• _TASK DIRECTIONS_: Reproduce the records below exactly as they appear.
[START OF ENTRIES SUPPLIED]
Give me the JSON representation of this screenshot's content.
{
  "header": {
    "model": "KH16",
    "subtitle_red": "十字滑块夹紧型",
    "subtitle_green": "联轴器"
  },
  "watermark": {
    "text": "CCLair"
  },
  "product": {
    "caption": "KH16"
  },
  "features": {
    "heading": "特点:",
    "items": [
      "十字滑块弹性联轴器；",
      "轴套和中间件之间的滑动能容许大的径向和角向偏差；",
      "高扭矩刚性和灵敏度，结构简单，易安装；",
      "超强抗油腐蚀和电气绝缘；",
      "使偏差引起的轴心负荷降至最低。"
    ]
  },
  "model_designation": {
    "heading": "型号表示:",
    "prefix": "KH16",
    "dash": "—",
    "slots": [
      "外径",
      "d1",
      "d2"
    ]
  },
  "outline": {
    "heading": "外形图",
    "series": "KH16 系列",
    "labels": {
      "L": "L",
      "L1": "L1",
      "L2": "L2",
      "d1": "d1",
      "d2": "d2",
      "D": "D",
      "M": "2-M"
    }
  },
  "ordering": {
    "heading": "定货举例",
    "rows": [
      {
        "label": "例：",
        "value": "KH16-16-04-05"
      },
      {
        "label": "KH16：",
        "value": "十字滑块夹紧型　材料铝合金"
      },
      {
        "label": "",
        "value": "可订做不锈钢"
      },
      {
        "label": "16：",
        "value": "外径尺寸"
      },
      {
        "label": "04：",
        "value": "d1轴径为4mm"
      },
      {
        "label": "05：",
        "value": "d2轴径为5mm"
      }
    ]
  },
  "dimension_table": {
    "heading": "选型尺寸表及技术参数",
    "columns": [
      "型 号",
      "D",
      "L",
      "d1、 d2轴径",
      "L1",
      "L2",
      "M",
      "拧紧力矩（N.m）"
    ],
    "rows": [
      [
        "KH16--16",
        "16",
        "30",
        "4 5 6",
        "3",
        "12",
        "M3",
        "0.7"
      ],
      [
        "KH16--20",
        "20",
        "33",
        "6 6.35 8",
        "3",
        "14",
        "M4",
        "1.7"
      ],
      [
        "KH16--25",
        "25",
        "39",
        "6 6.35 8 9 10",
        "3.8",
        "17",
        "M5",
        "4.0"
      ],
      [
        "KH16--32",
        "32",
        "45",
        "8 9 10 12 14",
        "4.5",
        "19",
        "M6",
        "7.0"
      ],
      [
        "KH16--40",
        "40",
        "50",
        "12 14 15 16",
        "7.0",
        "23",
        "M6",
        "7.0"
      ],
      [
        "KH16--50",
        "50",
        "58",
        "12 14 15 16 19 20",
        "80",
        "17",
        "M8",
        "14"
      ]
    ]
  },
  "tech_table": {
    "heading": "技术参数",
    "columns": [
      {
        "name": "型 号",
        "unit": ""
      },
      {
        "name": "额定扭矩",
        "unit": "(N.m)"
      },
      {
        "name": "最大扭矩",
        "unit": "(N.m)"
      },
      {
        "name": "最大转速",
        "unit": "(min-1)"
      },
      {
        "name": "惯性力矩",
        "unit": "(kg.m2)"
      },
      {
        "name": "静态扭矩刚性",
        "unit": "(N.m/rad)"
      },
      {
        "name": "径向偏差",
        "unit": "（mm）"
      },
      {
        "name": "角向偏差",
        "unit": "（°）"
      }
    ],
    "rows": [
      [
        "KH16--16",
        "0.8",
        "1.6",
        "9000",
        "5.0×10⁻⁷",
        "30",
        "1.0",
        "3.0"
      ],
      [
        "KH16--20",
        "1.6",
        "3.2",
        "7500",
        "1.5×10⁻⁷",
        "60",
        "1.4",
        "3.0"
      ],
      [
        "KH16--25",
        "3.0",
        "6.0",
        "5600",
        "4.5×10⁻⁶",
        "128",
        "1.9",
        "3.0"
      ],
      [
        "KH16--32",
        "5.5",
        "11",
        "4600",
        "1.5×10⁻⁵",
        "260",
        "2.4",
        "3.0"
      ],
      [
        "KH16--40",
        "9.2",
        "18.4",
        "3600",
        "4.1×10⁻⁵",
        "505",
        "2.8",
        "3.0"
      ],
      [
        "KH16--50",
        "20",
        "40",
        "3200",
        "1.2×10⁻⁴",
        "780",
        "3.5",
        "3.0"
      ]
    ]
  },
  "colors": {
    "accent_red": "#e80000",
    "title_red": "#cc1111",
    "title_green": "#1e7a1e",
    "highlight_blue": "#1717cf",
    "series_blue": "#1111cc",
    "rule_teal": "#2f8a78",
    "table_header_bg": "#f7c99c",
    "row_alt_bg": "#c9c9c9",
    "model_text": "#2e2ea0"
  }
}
[END OF ENTRIES SUPPLIED]
• _COMPLETE OUTPUT_:
Give me the JSON representation of this screenshot's content.
{
  "header": {
    "model": "KH16",
    "subtitle_red": "十字滑块夹紧型",
    "subtitle_green": "联轴器"
  },
  "watermark": {
    "text": "CCLair"
  },
  "product": {
    "caption": "KH16"
  },
  "features": {
    "heading": "特点:",
    "items": [
      "十字滑块弹性联轴器；",
      "轴套和中间件之间的滑动能容许大的径向和角向偏差；",
      "高扭矩刚性和灵敏度，结构简单，易安装；",
      "超强抗油腐蚀和电气绝缘；",
      "使偏差引起的轴心负荷降至最低。"
    ]
  },
  "model_designation": {
    "heading": "型号表示:",
    "prefix": "KH16",
    "dash": "—",
    "slots": [
      "外径",
      "d1",
      "d2"
    ]
  },
  "outline": {
    "heading": "外形图",
    "series": "KH16 系列",
    "labels": {
      "L": "L",
      "L1": "L1",
      "L2": "L2",
      "d1": "d1",
      "d2": "d2",
      "D": "D",
      "M": "2-M"
    }
  },
  "ordering": {
    "heading": "定货举例",
    "rows": [
      {
        "label": "例：",
        "value": "KH16-16-04-05"
      },
      {
        "label": "KH16：",
        "value": "十字滑块夹紧型　材料铝合金"
      },
      {
        "label": "",
        "value": "可订做不锈钢"
      },
      {
        "label": "16：",
        "value": "外径尺寸"
      },
      {
        "label": "04：",
        "value": "d1轴径为4mm"
      },
      {
        "label": "05：",
        "value": "d2轴径为5mm"
      }
    ]
  },
  "dimension_table": {
    "heading": "选型尺寸表及技术参数",
    "columns": [
      "型 号",
      "D",
      "L",
      "d1、 d2轴径",
      "L1",
      "L2",
      "M",
      "拧紧力矩（N.m）"
    ],
    "rows": [
      [
        "KH16--16",
        "16",
        "30",
        "4 5 6",
        "3",
        "12",
        "M3",
        "0.7"
      ],
      [
        "KH16--20",
        "20",
        "33",
        "6 6.35 8",
        "3",
        "14",
        "M4",
        "1.7"
      ],
      [
        "KH16--25",
        "25",
        "39",
        "6 6.35 8 9 10",
        "3.8",
        "17",
        "M5",
        "4.0"
      ],
      [
        "KH16--32",
        "32",
        "45",
        "8 9 10 12 14",
        "4.5",
        "19",
        "M6",
        "7.0"
      ],
      [
        "KH16--40",
        "40",
        "50",
        "12 14 15 16",
        "7.0",
        "23",
        "M6",
        "7.0"
      ],
      [
        "KH16--50",
        "50",
        "58",
        "12 14 15 16 19 20",
        "80",
        "17",
        "M8",
        "14"
      ]
    ]
  },
  "tech_table": {
    "heading": "技术参数",
    "columns": [
      {
        "name": "型 号",
        "unit": ""
      },
      {
        "name": "额定扭矩",
        "unit": "(N.m)"
      },
      {
        "name": "最大扭矩",
        "unit": "(N.m)"
      },
      {
        "name": "最大转速",
        "unit": "(min-1)"
      },
      {
        "name": "惯性力矩",
        "unit": "(kg.m2)"
      },
      {
        "name": "静态扭矩刚性",
        "unit": "(N.m/rad)"
      },
      {
        "name": "径向偏差",
        "unit": "（mm）"
      },
      {
        "name": "角向偏差",
        "unit": "（°）"
      }
    ],
    "rows": [
      [
        "KH16--16",
        "0.8",
        "1.6",
        "9000",
        "5.0×10⁻⁷",
        "30",
        "1.0",
        "3.0"
      ],
      [
        "KH16--20",
        "1.6",
        "3.2",
        "7500",
        "1.5×10⁻⁷",
        "60",
        "1.4",
        "3.0"
      ],
      [
        "KH16--25",
        "3.0",
        "6.0",
        "5600",
        "4.5×10⁻⁶",
        "128",
        "1.9",
        "3.0"
      ],
      [
        "KH16--32",
        "5.5",
        "11",
        "4600",
        "1.5×10⁻⁵",
        "260",
        "2.4",
        "3.0"
      ],
      [
        "KH16--40",
        "9.2",
        "18.4",
        "3600",
        "4.1×10⁻⁵",
        "505",
        "2.8",
        "3.0"
      ],
      [
        "KH16--50",
        "20",
        "40",
        "3200",
        "1.2×10⁻⁴",
        "780",
        "3.5",
        "3.0"
      ]
    ]
  },
  "colors": {
    "accent_red": "#e80000",
    "title_red": "#cc1111",
    "title_green": "#1e7a1e",
    "highlight_blue": "#1717cf",
    "series_blue": "#1111cc",
    "rule_teal": "#2f8a78",
    "table_header_bg": "#f7c99c",
    "row_alt_bg": "#c9c9c9",
    "model_text": "#2e2ea0"
  }
}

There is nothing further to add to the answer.